Brief> Every line below that mentions the word "type" should be copied out.
──────── Raw records
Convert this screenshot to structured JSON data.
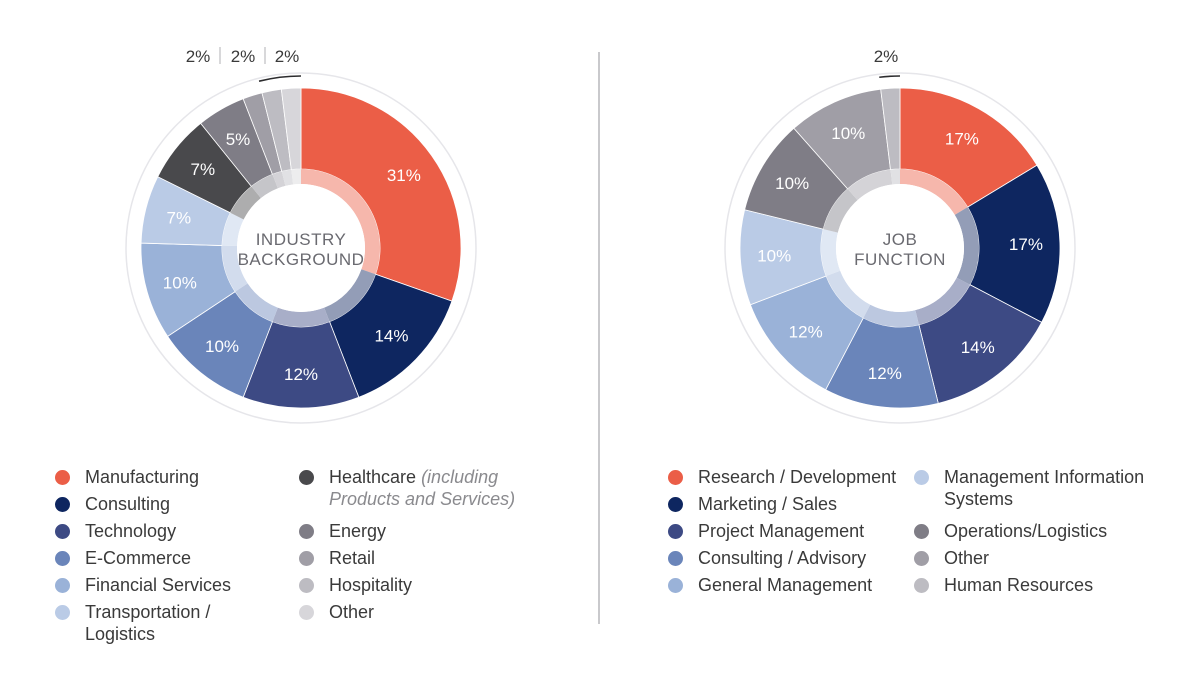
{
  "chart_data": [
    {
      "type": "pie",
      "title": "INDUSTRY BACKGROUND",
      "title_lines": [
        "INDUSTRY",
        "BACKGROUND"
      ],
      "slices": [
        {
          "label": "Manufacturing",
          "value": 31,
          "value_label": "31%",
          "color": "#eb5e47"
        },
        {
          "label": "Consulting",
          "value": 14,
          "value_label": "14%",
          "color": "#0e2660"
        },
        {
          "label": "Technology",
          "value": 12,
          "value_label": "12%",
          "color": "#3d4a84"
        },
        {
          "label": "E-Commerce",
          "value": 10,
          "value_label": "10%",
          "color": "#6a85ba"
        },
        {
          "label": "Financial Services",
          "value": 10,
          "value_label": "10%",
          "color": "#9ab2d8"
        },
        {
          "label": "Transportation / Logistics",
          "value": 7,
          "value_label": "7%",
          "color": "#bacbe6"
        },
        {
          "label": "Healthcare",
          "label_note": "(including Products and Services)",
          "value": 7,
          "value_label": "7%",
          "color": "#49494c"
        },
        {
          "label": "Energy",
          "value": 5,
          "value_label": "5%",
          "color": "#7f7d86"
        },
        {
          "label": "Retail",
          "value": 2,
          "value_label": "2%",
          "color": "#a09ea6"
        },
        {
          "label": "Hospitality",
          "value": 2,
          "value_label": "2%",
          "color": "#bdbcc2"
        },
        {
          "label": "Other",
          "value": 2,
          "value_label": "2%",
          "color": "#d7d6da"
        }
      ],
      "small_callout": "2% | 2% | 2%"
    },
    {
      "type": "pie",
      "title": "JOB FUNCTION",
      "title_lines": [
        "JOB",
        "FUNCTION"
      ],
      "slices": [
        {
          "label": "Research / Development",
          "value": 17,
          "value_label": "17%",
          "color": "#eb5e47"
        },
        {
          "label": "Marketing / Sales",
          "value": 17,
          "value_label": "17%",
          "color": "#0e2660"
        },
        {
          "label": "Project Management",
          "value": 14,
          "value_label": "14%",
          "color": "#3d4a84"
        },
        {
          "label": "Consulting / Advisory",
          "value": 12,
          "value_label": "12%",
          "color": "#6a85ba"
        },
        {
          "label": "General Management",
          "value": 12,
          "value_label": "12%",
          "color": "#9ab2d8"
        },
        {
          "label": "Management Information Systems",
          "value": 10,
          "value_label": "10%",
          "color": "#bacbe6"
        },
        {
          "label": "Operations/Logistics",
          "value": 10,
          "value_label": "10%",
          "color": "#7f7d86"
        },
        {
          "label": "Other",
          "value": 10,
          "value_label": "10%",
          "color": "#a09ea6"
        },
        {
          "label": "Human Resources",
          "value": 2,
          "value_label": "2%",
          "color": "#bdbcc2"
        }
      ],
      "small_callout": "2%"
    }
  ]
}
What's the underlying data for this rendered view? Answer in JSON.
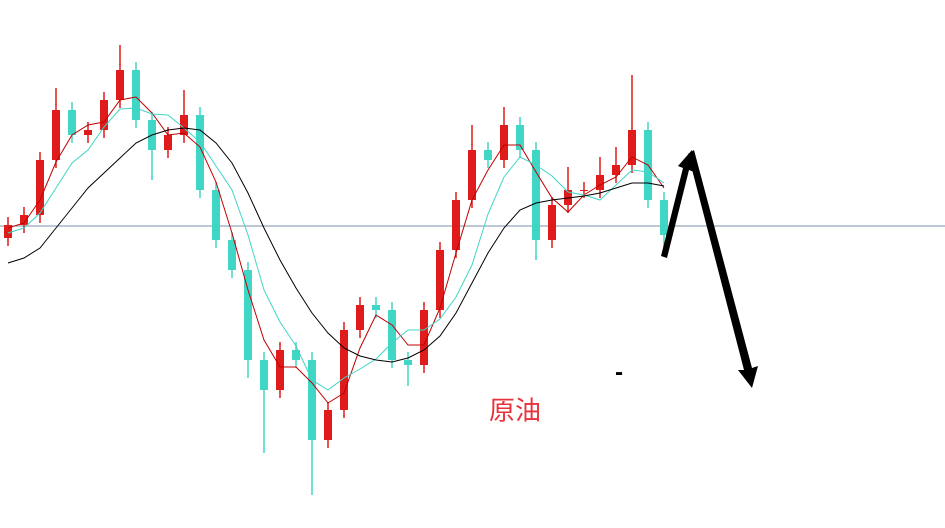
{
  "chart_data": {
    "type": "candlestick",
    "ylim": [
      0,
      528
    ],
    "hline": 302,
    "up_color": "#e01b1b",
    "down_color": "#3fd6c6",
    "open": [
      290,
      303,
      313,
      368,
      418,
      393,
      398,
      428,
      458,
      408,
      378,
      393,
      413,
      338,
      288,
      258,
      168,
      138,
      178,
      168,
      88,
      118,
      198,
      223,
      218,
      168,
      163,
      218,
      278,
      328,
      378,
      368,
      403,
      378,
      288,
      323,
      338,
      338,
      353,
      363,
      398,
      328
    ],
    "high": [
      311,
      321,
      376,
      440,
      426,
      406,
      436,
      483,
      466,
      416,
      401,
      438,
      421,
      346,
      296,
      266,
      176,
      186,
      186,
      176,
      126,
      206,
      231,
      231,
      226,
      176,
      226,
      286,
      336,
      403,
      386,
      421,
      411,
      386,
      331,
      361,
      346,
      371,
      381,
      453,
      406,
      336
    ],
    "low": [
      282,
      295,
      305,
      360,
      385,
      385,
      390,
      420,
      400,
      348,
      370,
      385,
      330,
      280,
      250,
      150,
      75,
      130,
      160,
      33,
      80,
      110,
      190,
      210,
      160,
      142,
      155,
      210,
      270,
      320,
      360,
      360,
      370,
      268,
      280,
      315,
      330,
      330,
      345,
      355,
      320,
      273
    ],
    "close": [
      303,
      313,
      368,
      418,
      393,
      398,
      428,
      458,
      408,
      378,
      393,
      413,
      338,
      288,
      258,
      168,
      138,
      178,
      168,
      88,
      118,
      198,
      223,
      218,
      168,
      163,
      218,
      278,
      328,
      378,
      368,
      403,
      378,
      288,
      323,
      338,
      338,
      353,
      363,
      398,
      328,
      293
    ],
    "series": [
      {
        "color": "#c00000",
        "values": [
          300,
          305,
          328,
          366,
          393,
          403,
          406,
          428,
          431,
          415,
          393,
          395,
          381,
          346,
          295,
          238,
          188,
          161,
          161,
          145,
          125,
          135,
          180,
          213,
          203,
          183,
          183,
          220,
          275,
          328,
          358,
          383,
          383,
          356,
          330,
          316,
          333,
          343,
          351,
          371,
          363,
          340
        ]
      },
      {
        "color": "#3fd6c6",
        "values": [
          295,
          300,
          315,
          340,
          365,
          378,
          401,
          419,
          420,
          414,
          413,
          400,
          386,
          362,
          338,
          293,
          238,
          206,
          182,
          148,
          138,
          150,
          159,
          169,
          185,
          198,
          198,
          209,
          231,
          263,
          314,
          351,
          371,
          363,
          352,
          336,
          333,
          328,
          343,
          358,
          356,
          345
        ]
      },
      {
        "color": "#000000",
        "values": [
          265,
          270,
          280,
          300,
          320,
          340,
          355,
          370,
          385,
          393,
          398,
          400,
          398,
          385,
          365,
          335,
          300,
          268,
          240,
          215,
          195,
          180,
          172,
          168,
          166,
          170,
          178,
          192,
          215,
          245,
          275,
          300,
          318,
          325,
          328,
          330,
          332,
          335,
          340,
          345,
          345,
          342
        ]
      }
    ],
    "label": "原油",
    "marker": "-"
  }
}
────────────────
──────── Raw records
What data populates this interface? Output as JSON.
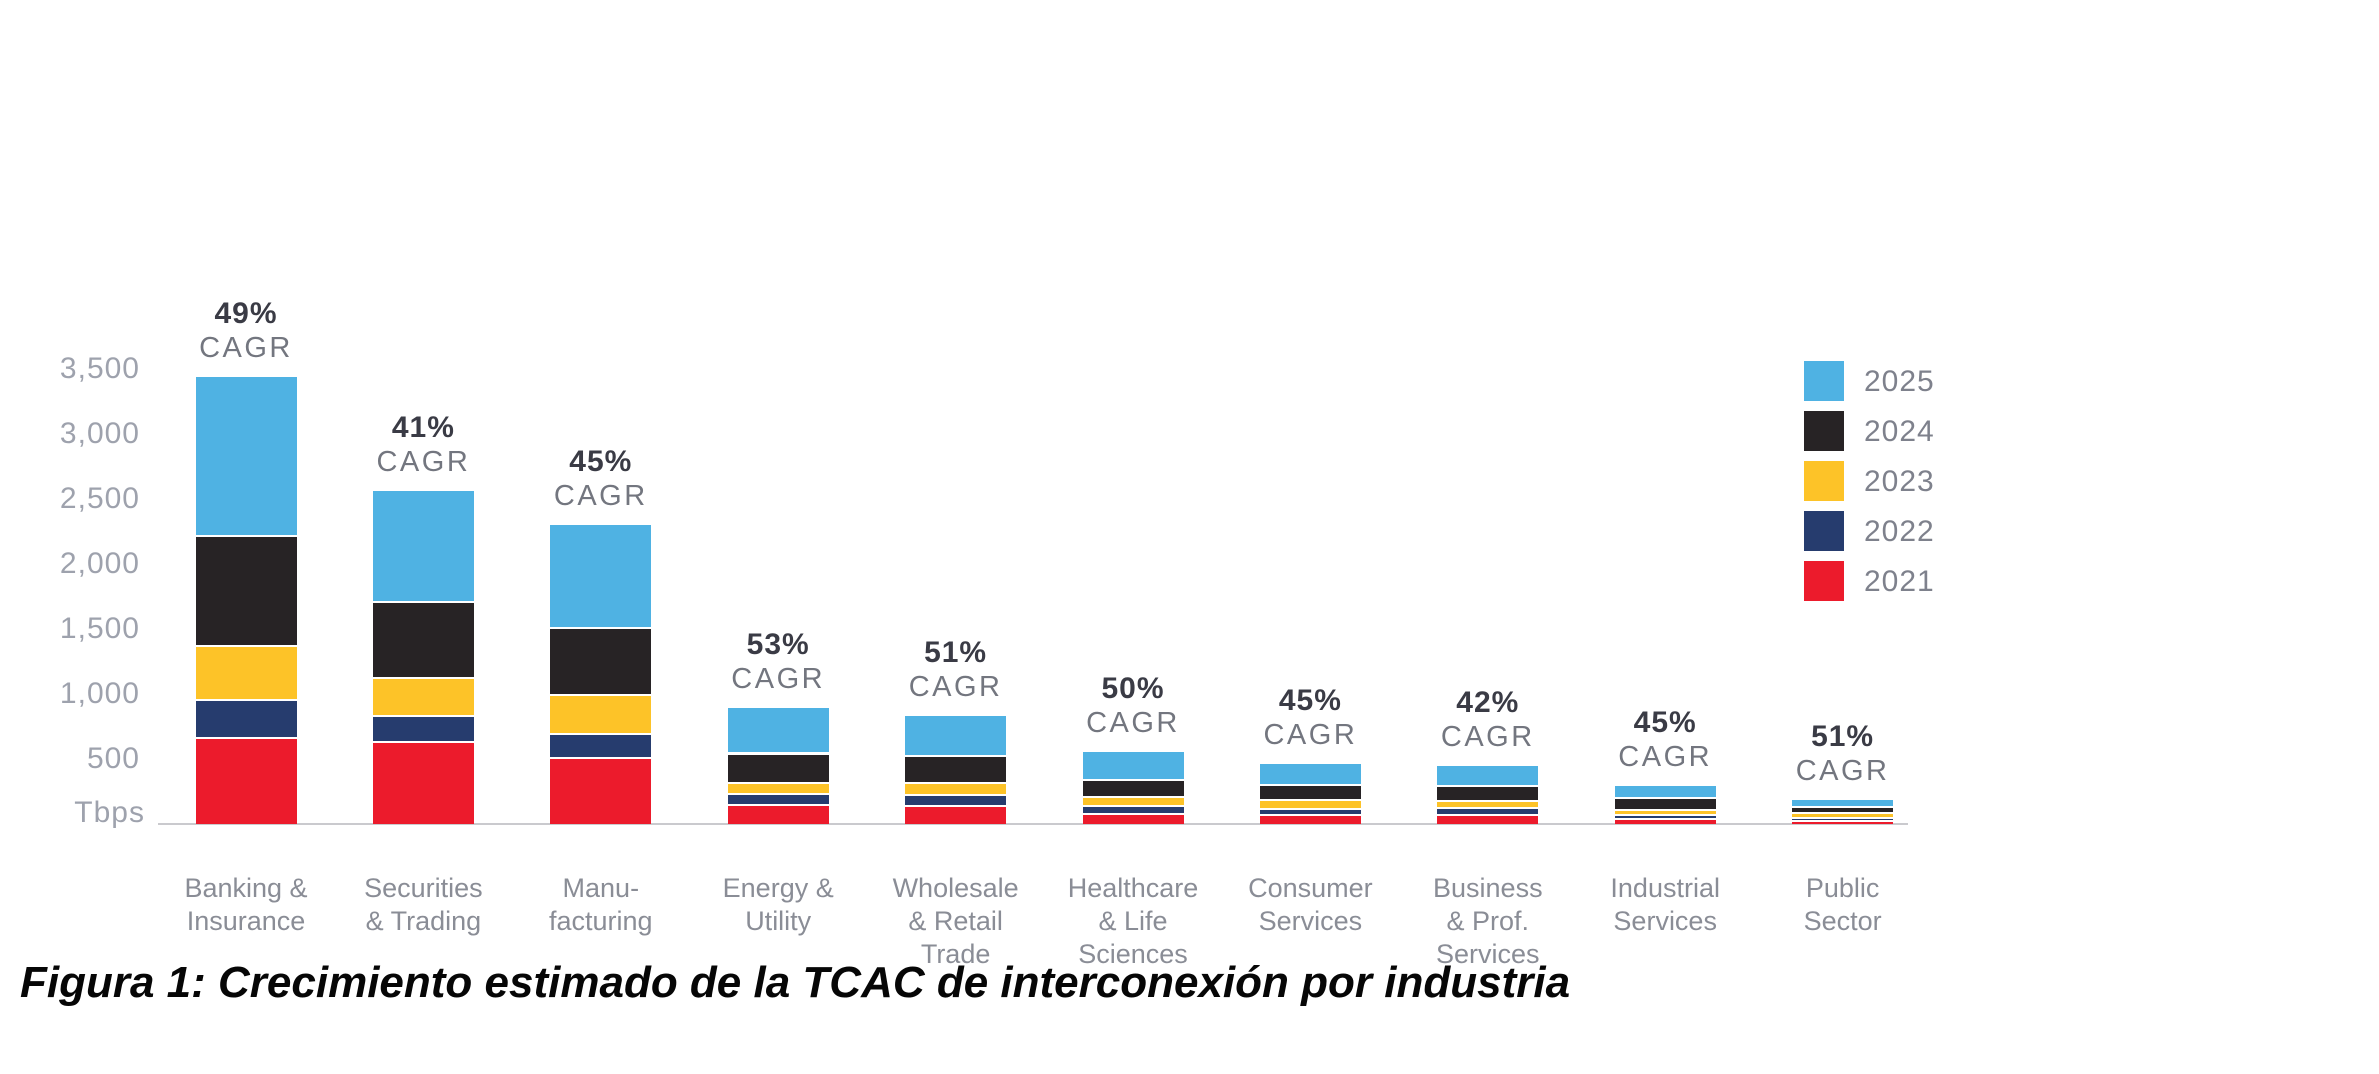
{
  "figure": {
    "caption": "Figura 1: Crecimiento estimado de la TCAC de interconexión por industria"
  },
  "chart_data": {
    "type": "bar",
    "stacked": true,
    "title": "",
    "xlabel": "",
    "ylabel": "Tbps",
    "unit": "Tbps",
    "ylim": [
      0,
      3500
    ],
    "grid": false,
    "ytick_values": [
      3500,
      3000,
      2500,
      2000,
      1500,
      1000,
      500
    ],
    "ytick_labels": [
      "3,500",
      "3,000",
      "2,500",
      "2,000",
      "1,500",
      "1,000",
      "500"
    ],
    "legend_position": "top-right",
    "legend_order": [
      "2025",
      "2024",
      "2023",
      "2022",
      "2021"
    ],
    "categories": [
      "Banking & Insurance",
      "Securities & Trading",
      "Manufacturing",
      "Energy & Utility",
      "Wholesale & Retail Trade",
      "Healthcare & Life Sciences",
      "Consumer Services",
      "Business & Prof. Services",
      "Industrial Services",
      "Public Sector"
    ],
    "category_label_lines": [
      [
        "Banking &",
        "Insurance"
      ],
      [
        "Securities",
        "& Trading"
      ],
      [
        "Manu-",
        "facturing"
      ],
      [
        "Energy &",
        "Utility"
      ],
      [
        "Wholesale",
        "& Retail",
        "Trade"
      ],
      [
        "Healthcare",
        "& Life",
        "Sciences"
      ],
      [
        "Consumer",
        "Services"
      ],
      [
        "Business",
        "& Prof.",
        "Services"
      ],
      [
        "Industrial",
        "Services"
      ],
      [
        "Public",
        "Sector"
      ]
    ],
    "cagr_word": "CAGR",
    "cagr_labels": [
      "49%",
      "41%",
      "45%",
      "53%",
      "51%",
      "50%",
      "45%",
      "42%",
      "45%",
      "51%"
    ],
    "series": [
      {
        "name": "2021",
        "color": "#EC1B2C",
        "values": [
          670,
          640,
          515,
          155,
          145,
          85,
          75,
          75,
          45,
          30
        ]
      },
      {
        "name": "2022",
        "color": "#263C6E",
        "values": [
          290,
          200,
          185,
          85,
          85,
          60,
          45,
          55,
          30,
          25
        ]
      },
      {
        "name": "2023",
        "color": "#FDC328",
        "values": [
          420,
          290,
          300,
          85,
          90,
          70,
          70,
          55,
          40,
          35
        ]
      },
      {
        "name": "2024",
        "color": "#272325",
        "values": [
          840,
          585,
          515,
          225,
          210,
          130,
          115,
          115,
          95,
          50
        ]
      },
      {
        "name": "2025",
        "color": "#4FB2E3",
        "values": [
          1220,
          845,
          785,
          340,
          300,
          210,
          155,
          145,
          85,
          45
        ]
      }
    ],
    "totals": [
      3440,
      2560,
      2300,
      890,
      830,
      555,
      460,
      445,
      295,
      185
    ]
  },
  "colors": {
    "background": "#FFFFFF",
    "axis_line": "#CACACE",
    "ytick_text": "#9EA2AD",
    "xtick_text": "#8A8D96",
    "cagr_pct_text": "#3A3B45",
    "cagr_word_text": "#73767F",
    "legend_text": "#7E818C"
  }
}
────────────────
Response to this exercise>
      "type": "pie",
      "type": "pie",
    "type": "candlestick",
    "type": "bar",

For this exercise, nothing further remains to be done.